Problem description.
Gather, from the data below, each line in which the word "marker" occurs.
## start Records supplied
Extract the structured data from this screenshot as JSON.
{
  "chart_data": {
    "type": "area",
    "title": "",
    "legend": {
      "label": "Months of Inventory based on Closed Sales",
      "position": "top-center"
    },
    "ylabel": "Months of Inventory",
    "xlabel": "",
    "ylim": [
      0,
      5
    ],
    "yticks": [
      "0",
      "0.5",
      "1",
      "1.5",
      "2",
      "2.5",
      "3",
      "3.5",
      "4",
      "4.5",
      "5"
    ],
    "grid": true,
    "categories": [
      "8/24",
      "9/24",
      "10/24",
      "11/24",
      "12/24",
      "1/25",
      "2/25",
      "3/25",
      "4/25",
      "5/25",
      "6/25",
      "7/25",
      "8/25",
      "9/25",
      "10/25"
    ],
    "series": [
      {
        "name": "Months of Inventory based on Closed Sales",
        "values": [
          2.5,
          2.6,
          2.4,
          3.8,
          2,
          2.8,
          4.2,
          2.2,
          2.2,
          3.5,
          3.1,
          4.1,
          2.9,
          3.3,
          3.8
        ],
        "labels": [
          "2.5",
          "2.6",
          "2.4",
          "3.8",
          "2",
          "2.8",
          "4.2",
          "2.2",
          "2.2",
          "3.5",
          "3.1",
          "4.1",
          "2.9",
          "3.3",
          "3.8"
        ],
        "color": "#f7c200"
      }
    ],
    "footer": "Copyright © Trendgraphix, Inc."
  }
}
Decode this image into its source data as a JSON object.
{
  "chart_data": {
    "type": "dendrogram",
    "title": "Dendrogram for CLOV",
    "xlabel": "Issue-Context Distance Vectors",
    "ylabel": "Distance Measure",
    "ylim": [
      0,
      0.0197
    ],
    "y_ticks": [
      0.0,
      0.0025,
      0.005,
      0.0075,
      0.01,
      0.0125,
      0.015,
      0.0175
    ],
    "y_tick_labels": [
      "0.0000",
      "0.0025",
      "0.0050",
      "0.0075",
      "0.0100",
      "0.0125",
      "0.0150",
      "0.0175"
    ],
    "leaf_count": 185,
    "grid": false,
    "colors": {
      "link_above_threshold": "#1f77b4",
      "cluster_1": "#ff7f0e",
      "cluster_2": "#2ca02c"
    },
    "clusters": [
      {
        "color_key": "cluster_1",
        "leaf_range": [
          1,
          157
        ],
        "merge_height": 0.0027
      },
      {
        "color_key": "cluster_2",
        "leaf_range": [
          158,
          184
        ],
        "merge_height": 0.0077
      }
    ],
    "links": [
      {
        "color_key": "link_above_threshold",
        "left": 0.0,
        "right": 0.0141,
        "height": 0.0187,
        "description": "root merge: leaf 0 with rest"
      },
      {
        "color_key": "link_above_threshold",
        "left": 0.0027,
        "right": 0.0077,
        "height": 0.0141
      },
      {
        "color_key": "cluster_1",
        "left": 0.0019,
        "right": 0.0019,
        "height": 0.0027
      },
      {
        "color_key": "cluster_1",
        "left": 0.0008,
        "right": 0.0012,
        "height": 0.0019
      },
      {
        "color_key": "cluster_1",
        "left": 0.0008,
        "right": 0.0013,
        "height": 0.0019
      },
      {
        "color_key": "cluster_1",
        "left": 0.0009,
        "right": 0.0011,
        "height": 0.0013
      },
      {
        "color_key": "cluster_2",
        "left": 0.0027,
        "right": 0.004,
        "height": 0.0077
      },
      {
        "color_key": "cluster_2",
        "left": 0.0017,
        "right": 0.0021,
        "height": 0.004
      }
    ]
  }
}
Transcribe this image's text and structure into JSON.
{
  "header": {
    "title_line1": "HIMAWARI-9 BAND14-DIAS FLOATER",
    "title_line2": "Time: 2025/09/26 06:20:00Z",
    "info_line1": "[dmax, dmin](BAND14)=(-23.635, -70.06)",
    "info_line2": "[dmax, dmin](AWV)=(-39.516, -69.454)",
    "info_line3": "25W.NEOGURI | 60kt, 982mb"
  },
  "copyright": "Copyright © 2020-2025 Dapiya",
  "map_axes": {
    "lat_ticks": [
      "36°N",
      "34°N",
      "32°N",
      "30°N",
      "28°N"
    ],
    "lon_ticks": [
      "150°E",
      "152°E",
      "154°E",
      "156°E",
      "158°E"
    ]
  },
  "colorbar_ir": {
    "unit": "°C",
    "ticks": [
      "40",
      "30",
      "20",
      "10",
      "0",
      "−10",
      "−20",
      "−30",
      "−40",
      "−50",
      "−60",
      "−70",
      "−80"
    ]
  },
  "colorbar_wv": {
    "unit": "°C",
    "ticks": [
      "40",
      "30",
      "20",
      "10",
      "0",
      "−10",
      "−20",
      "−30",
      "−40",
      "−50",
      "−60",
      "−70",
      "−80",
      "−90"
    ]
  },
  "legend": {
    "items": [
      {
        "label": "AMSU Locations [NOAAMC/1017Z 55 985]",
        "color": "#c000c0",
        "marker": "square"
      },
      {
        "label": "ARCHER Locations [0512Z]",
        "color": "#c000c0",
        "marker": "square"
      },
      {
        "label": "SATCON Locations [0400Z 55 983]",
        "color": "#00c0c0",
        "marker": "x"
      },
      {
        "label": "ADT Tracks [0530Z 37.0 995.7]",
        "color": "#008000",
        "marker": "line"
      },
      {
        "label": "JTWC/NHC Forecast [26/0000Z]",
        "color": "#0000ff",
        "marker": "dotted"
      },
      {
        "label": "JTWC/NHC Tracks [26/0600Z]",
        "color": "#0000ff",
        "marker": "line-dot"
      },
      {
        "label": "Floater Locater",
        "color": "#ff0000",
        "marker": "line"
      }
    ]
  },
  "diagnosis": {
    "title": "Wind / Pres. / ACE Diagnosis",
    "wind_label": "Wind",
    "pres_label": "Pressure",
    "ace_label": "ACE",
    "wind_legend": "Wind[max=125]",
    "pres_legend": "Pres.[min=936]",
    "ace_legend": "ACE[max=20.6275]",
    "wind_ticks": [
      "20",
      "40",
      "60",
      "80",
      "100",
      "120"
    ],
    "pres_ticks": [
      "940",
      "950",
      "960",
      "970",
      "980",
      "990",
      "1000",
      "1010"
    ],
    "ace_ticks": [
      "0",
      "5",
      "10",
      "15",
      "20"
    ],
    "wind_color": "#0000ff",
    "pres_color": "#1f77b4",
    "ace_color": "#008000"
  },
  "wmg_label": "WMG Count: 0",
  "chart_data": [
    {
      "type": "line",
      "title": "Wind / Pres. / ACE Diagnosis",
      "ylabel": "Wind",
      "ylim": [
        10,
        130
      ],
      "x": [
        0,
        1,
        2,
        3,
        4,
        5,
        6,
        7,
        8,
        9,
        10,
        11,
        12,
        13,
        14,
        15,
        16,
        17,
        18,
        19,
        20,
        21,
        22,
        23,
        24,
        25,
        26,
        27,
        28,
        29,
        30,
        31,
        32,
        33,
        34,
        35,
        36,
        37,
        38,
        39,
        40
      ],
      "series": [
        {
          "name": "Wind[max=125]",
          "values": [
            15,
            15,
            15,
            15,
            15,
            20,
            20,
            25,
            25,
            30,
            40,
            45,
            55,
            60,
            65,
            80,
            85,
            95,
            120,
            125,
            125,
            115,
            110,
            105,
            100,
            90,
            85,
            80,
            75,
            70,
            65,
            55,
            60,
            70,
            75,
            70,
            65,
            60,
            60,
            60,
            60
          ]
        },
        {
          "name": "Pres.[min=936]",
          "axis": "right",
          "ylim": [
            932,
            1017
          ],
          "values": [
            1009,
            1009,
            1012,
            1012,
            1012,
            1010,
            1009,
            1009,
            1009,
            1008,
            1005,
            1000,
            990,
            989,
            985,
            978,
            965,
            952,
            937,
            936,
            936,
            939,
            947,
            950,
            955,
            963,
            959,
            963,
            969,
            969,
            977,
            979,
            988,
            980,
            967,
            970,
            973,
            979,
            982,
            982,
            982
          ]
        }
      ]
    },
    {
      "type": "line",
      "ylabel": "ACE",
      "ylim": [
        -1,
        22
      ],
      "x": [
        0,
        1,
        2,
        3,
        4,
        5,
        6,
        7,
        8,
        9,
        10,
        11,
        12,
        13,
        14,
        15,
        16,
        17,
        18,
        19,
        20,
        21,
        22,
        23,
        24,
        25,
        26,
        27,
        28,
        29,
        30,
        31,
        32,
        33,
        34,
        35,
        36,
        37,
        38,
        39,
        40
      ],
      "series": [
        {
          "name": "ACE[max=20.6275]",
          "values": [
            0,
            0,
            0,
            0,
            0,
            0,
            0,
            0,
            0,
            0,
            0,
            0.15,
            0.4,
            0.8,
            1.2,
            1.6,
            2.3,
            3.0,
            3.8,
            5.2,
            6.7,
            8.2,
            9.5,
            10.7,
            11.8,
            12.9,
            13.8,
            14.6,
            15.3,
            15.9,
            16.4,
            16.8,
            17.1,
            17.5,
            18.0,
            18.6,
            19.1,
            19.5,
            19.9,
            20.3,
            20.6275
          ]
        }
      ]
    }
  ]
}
## end Records supplied
Solution to this exercise.
        "marker": "square"
        "marker": "square"
        "marker": "x"
        "marker": "line"
        "marker": "dotted"
        "marker": "line-dot"
        "marker": "line"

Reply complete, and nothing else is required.